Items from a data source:

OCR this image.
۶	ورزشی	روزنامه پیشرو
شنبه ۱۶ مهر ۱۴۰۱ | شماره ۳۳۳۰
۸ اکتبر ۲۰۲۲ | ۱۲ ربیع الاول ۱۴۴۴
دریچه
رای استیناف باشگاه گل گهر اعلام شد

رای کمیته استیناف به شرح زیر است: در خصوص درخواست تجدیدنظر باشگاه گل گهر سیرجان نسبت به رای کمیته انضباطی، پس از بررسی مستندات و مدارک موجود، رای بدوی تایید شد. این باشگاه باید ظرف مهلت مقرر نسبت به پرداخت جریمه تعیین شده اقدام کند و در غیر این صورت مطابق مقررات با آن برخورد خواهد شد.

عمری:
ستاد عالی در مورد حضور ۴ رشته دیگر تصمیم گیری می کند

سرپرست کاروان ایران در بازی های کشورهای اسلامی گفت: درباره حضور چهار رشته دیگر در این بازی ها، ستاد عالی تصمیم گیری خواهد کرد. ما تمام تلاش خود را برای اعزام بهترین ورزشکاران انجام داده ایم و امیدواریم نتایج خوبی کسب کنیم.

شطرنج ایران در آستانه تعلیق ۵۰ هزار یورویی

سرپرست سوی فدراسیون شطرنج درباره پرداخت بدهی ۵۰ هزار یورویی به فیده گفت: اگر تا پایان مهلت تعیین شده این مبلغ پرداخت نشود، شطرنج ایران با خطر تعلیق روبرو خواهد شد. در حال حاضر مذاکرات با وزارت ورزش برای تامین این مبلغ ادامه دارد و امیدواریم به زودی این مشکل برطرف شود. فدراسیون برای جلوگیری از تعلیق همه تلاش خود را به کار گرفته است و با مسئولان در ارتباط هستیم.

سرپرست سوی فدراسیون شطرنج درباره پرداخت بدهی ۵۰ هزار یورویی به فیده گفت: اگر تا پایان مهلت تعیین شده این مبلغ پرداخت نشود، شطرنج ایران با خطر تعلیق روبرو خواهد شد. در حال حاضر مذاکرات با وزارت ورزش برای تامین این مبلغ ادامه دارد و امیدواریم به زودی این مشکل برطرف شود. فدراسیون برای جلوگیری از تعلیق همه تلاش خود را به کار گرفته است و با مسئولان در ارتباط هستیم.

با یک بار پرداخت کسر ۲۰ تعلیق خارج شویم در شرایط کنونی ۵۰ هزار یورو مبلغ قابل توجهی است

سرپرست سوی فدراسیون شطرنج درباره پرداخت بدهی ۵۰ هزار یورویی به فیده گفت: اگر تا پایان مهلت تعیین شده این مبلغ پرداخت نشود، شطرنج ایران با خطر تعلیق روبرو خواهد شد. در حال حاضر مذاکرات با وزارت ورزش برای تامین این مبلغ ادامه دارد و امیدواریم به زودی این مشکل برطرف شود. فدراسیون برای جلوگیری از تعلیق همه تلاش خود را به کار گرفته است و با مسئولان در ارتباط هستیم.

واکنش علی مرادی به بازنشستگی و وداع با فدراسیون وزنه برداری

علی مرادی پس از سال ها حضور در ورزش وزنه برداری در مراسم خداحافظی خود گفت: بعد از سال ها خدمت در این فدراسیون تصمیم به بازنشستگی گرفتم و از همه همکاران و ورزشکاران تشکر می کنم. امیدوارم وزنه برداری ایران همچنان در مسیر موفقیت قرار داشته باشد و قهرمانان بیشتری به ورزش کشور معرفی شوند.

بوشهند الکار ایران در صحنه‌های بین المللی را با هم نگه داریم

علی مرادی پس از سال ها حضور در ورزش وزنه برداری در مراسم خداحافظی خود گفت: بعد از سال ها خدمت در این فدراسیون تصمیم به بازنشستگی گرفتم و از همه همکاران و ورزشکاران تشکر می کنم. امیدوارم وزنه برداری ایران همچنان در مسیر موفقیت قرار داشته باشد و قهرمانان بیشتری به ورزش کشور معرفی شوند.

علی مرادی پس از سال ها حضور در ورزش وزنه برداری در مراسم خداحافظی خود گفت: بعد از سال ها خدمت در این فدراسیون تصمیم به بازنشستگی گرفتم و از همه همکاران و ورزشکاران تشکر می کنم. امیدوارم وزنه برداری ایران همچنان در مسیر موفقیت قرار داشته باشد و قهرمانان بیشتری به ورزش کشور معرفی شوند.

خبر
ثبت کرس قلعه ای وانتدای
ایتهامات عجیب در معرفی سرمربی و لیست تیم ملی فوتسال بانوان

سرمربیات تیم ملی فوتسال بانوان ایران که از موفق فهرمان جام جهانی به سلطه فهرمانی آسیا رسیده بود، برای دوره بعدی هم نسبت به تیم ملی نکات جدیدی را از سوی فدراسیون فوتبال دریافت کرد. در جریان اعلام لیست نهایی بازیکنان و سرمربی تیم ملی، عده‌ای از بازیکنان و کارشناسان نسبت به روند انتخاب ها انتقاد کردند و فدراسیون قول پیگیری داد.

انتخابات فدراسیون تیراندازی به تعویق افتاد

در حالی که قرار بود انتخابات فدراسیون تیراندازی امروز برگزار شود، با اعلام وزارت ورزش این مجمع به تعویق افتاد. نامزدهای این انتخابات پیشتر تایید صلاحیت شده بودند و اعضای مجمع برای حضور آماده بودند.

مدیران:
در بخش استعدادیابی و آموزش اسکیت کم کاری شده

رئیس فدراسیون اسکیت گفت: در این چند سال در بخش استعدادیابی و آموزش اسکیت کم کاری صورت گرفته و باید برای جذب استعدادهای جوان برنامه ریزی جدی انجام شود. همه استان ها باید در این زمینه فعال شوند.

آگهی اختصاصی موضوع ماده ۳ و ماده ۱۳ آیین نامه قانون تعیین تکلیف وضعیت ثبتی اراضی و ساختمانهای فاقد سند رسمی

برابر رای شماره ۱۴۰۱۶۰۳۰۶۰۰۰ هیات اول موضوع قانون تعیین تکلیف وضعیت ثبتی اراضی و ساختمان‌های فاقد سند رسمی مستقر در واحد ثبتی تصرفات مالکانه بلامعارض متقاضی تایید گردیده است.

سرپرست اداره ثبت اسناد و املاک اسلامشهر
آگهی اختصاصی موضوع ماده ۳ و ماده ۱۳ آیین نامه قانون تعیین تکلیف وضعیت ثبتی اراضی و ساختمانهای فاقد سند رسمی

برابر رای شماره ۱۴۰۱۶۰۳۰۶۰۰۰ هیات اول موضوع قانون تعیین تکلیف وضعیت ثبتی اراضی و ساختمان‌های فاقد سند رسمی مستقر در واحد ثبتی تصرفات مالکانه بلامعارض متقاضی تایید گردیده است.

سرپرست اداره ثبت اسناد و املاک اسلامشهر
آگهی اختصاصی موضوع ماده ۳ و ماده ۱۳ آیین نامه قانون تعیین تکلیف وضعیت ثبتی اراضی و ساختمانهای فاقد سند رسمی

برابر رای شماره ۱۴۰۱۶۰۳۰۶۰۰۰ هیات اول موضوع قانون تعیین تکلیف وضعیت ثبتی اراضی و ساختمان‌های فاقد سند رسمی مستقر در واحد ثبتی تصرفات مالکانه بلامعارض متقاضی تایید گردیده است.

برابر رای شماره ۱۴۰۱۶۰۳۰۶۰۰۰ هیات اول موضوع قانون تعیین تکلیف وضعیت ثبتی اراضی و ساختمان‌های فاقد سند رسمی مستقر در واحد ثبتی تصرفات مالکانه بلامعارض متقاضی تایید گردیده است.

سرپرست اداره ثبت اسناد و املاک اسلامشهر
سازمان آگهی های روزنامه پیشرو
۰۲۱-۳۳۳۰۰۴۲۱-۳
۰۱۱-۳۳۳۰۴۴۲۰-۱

---

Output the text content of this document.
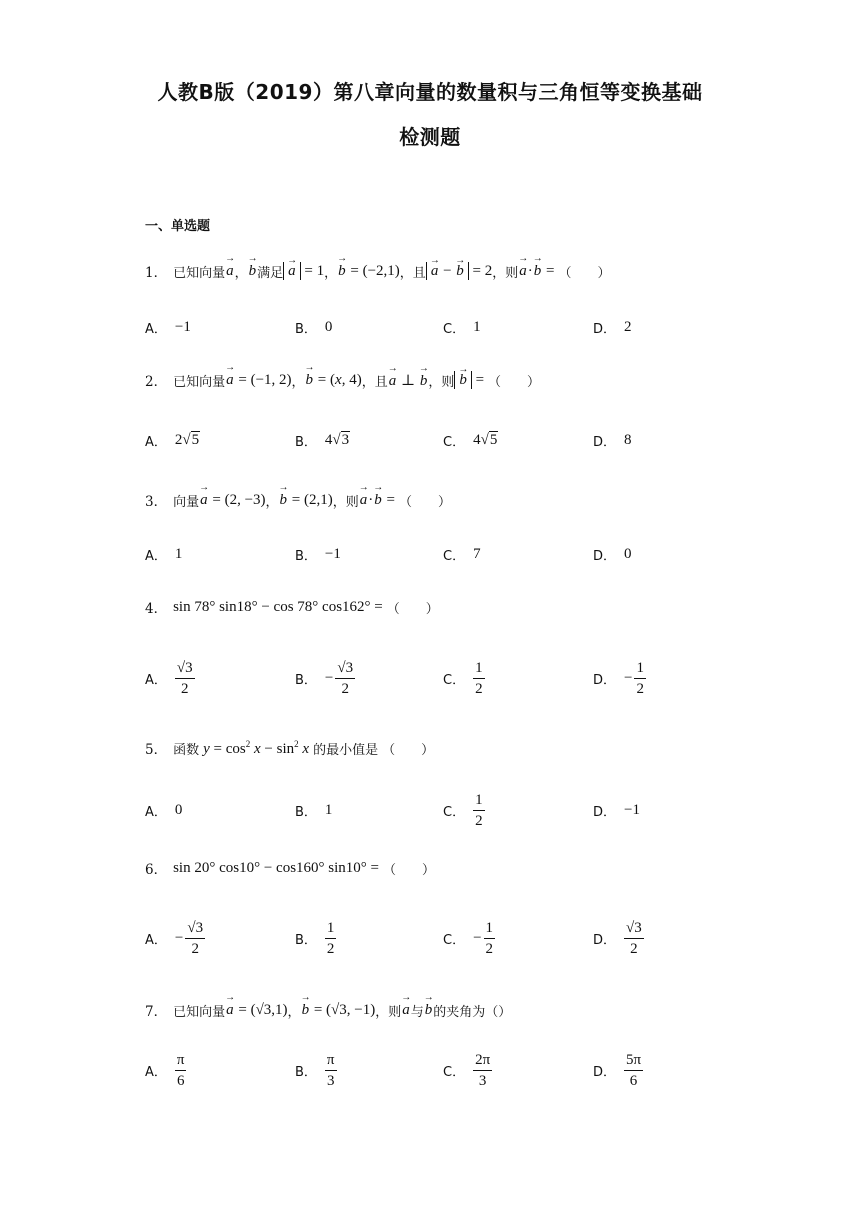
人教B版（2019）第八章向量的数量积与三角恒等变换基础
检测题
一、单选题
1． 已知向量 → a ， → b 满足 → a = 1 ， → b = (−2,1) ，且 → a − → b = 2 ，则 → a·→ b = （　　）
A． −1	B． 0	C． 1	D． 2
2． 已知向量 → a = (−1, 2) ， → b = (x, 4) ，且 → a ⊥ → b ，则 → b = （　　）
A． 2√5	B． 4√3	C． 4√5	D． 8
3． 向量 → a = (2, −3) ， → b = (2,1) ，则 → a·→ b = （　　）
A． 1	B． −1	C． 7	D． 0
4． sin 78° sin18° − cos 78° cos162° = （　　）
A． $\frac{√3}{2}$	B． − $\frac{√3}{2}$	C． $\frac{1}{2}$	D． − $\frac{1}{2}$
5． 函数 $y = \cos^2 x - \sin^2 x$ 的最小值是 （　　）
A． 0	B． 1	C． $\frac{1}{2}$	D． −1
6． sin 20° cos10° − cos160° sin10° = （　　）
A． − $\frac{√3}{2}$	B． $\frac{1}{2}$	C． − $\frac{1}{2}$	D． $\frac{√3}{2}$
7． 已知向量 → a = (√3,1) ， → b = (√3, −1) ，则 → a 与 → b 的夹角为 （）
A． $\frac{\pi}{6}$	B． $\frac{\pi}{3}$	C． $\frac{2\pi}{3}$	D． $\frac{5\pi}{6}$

SET PROBLEM
From the records above, pull out every line containing the word "تیراندازی".

ANSWER TO THE EXERCISE
انتخابات فدراسیون تیراندازی به تعویق افتاد
در حالی که قرار بود انتخابات فدراسیون تیراندازی امروز برگزار شود، با اعلام وزارت ورزش این مجمع به تعویق افتاد. نامزدهای این انتخابات پیشتر تایید صلاحیت شده بودند و اعضای مجمع برای حضور آماده بودند.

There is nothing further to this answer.